Extract every line that includes the string "screenshot".
— BEGIN Data to process —
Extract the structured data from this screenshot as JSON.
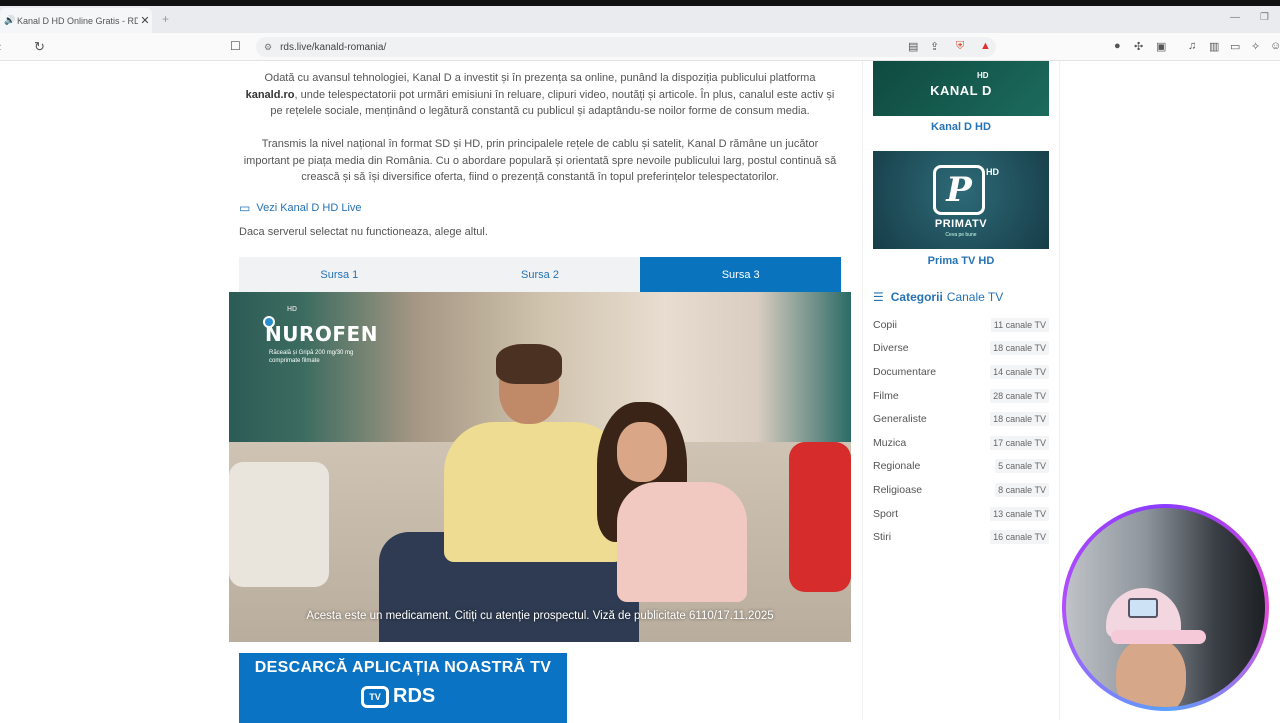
{
  "browser": {
    "tab_title": "Kanal D HD Online Gratis - RD",
    "url": "rds.live/kanald-romania/"
  },
  "article": {
    "para1_a": "Odată cu avansul tehnologiei, Kanal D a investit și în prezența sa online, punând la dispoziția publicului platforma ",
    "para1_bold": "kanald.ro",
    "para1_b": ", unde telespectatorii pot urmări emisiuni în reluare, clipuri video, noutăți și articole. În plus, canalul este activ și pe rețelele sociale, menținând o legătură constantă cu publicul și adaptându-se noilor forme de consum media.",
    "para2": "Transmis la nivel național în format SD și HD, prin principalele rețele de cablu și satelit, Kanal D rămâne un jucător important pe piața media din România. Cu o abordare populară și orientată spre nevoile publicului larg, postul continuă să crească și să își diversifice oferta, fiind o prezență constantă în topul preferințelor telespectatorilor.",
    "live_link": "Vezi Kanal D HD Live",
    "server_note": "Daca serverul selectat nu functioneaza, alege altul."
  },
  "sources": [
    "Sursa 1",
    "Sursa 2",
    "Sursa 3"
  ],
  "active_source": "Sursa 3",
  "player": {
    "ad_brand": "NUROFEN",
    "ad_sub_line1": "Răceală și Gripă 200 mg/30 mg",
    "ad_sub_line2": "comprimate filmate",
    "channel_hd": "HD",
    "caption": "Acesta este un medicament. Citiți cu atenție prospectul. Viză de publicitate 6110/17.11.2025"
  },
  "banner": {
    "title": "DESCARCĂ APLICAȚIA NOASTRĂ TV",
    "logo": "RDS",
    "tv_glyph": "TV"
  },
  "sidebar": {
    "channel1_name": "Kanal D HD",
    "channel1_logo": "KANAL D",
    "channel1_hd": "HD",
    "channel2_name": "Prima TV HD",
    "channel2_logo": "PRIMATV",
    "channel2_mark": "P",
    "channel2_hd": "HD",
    "channel2_tagline": "Ceva pe bune",
    "categories_title_a": "Categorii",
    "categories_title_b": "Canale TV",
    "categories": [
      {
        "name": "Copii",
        "count": "11 canale TV"
      },
      {
        "name": "Diverse",
        "count": "18 canale TV"
      },
      {
        "name": "Documentare",
        "count": "14 canale TV"
      },
      {
        "name": "Filme",
        "count": "28 canale TV"
      },
      {
        "name": "Generaliste",
        "count": "18 canale TV"
      },
      {
        "name": "Muzica",
        "count": "17 canale TV"
      },
      {
        "name": "Regionale",
        "count": "5 canale TV"
      },
      {
        "name": "Religioase",
        "count": "8 canale TV"
      },
      {
        "name": "Sport",
        "count": "13 canale TV"
      },
      {
        "name": "Stiri",
        "count": "16 canale TV"
      }
    ]
  },
  "colors": {
    "accent": "#2573b5",
    "active_source_bg": "#0a73bd",
    "banner_bg": "#0b73c4"
  },
  "icons": {
    "back": "arrow-left-icon",
    "reload": "reload-icon",
    "bookmark": "bookmark-icon",
    "site": "site-info-icon",
    "live": "monitor-icon",
    "categories": "list-icon"
  }
}
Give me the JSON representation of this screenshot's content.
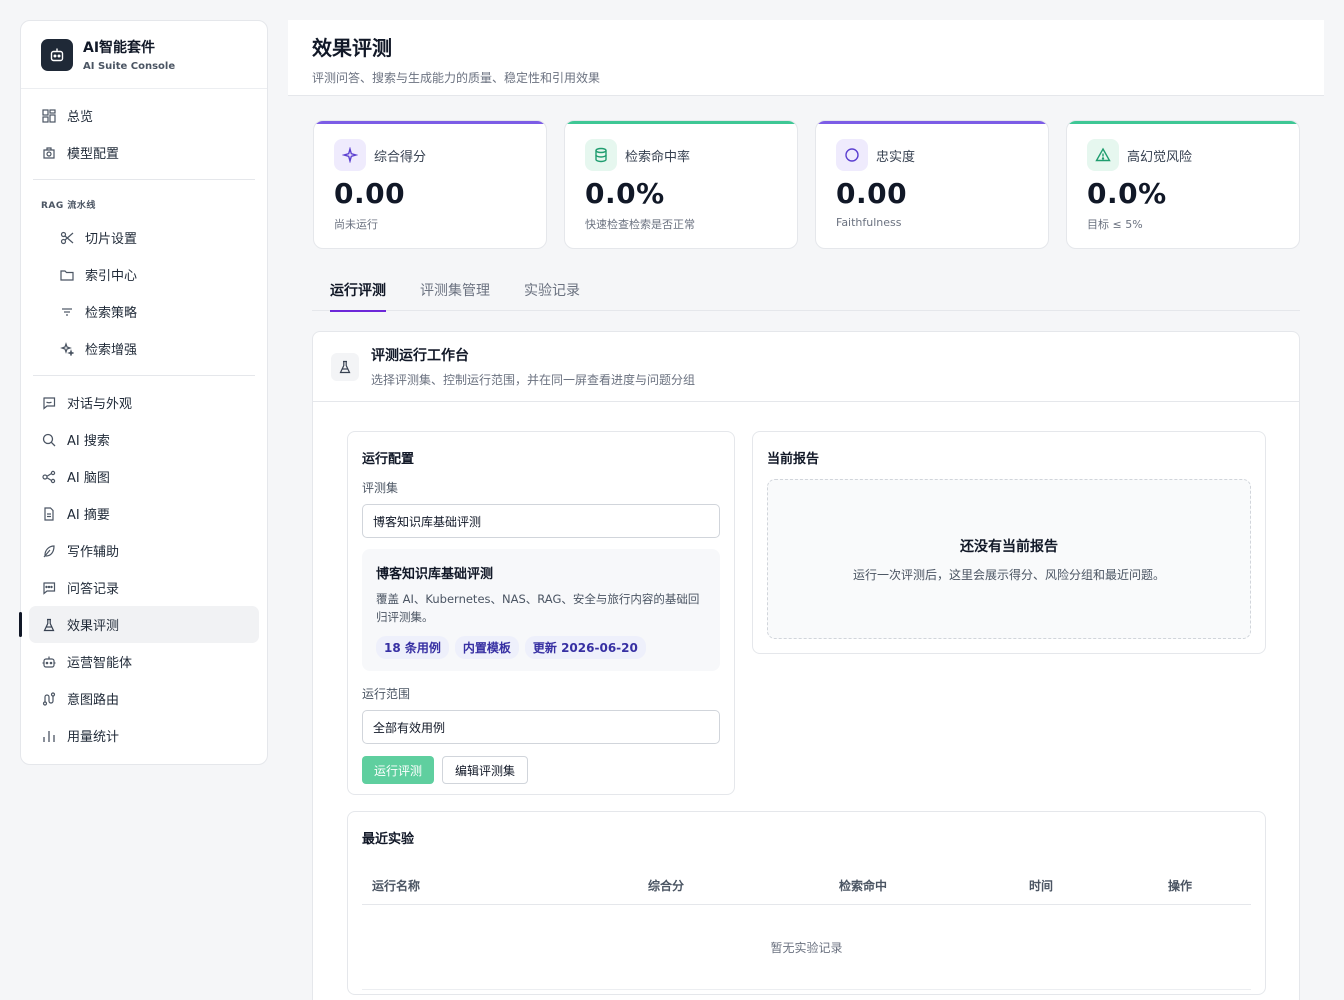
— END Data to process —
■ Answer below:
Extract the structured data from this screenshot as JSON.
Give me the JSON representation of this screenshot's content.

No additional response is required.